* Excerpt provided:
◇ ◇ ◇ ◇ ◇

You're talking about yourself here now, right?

Nope, you. :)

Python is fine for websites and any kind of programs really, short of a realtively small niche of high performance applications.

For example like all mobile apps and all embedded devices? Hello? Or anywhere where you need to ship a *binary*, not just some unencrypted, free-to-read-for-the-whole-world script and a 40-50 megs runtime for your 1k script? The world is not just automation scripts and websites...

You keep trying to use this bad sophistry, but it's like 2nd grade level. Nobody is saying that Python or any other language for that matter is a great fit for every situation. My point, which you might get one day, is that performance wise, it can fit most real world scenarios. But in other ways, it might not be best fit for a particular task, just like C or Kotlin or Scala or whatever.

◇ ◇ ◇ ◇ ◇

* What needs to be done:
Continue the argument about where Python is a good fit, picking up after its last sentence.

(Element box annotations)
◇ ◇ ◇ ◇ ◇

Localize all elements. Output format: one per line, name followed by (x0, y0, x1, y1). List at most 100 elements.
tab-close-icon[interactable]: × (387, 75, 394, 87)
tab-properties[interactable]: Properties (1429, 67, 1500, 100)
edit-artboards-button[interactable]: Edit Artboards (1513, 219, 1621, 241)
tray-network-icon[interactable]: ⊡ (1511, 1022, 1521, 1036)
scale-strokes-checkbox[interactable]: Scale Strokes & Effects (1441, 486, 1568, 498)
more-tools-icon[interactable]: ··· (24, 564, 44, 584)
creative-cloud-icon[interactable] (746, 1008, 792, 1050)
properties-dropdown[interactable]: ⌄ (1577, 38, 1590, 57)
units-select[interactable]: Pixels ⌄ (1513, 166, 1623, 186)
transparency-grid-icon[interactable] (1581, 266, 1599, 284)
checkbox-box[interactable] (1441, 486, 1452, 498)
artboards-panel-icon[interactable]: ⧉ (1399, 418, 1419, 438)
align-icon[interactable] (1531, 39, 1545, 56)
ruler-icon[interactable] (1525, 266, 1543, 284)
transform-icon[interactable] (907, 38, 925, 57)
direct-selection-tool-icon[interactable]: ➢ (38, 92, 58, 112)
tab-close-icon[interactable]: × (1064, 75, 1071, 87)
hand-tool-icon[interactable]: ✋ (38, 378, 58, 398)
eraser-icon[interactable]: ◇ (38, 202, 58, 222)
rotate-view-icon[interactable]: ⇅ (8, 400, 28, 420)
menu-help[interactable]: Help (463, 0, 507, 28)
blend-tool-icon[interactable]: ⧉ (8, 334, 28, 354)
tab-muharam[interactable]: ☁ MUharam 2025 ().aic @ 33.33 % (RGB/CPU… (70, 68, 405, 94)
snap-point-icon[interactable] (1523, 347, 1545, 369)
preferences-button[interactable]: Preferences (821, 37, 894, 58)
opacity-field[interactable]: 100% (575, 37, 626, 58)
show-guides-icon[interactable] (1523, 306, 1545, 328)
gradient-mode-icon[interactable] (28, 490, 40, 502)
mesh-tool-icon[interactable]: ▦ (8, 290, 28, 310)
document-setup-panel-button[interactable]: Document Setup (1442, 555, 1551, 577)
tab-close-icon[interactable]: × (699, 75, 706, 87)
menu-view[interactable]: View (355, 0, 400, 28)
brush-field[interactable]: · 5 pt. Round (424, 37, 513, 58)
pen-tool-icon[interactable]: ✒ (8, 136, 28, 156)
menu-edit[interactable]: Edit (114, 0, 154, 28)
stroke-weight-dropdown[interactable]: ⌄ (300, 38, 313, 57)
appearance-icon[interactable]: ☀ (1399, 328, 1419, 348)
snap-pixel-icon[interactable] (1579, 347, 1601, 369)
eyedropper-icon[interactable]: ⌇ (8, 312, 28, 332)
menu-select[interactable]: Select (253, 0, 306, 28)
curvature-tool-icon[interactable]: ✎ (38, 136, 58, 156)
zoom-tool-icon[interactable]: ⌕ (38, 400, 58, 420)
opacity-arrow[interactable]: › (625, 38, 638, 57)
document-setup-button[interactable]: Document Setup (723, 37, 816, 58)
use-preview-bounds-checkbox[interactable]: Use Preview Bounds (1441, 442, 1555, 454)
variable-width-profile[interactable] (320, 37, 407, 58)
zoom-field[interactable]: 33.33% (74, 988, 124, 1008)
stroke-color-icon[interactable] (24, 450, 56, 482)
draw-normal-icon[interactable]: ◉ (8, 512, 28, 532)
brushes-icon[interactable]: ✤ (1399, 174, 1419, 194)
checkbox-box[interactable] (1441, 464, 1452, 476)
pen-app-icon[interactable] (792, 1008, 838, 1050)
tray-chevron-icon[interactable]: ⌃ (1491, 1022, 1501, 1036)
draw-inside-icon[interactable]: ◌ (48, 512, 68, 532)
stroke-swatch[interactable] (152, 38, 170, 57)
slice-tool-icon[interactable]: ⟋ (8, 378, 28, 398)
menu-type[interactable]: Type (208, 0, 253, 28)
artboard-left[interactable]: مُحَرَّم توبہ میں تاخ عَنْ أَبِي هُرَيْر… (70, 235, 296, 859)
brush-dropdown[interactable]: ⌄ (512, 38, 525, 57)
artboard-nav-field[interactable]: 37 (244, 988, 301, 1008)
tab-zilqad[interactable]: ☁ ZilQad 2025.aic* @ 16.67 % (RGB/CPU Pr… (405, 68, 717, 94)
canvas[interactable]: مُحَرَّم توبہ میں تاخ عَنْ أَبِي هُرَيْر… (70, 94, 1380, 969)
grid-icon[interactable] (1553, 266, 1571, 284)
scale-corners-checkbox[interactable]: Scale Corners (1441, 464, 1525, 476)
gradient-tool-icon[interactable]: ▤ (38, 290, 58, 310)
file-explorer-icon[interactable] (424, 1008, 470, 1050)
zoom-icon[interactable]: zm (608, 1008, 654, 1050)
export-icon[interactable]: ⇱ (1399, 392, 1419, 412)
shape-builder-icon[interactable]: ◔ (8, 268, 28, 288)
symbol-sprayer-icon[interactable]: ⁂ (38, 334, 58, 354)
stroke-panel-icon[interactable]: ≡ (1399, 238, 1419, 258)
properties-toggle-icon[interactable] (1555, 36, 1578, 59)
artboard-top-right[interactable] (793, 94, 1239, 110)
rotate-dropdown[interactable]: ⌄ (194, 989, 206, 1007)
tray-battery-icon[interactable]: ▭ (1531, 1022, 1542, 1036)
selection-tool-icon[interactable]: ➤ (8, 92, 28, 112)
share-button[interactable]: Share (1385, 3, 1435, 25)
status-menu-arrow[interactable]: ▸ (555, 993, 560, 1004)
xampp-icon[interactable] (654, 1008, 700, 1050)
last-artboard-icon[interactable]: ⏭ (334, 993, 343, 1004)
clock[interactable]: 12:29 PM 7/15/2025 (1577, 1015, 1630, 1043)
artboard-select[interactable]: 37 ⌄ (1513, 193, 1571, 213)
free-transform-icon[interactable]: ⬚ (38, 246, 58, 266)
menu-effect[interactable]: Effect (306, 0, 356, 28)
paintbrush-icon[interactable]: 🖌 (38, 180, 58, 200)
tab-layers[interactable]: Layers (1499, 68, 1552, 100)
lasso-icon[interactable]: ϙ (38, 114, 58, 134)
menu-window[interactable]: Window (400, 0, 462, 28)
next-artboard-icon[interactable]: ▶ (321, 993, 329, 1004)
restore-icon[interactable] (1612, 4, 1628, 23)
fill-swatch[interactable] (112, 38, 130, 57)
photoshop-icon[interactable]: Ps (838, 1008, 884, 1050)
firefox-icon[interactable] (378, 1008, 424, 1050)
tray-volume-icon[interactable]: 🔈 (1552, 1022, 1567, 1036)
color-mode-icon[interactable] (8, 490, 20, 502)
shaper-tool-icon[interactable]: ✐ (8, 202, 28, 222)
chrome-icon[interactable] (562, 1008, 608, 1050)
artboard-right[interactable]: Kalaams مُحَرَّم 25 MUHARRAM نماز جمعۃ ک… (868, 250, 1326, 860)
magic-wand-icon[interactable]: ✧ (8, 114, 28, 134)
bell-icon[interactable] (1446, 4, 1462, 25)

◇ ◇ ◇ ◇ ◇

* Task output:
And I never said strongly typed languages were for idiots, I said they were more idiot-proof and thus a better fit for larger teams with varying quality of developers. Do you really not see the difference in what I am saying and what you are saying?

Giving it right back at ya: "And you are still twisting my words" :) (And conveniently ignoring or side-stepping facts we have presented when it doesn't align with or undermine your "agenda"...)

Lol, those were literally your words I quoted, unlike you, who completely changed mine. Just admit you were wrong and deal with it, bre. ;)

Anyway, a lot of knowledgeable people have shared their views on the merits of various programming languages and paradigms in this thread; the information is there if you're willing to step outside of *your* niche of Python development. Have a nice day, fella.

It's not my niche, I worked with Java, C, Ruby, Assembly, other stuff, I am just here to defend a great language against silly people like you.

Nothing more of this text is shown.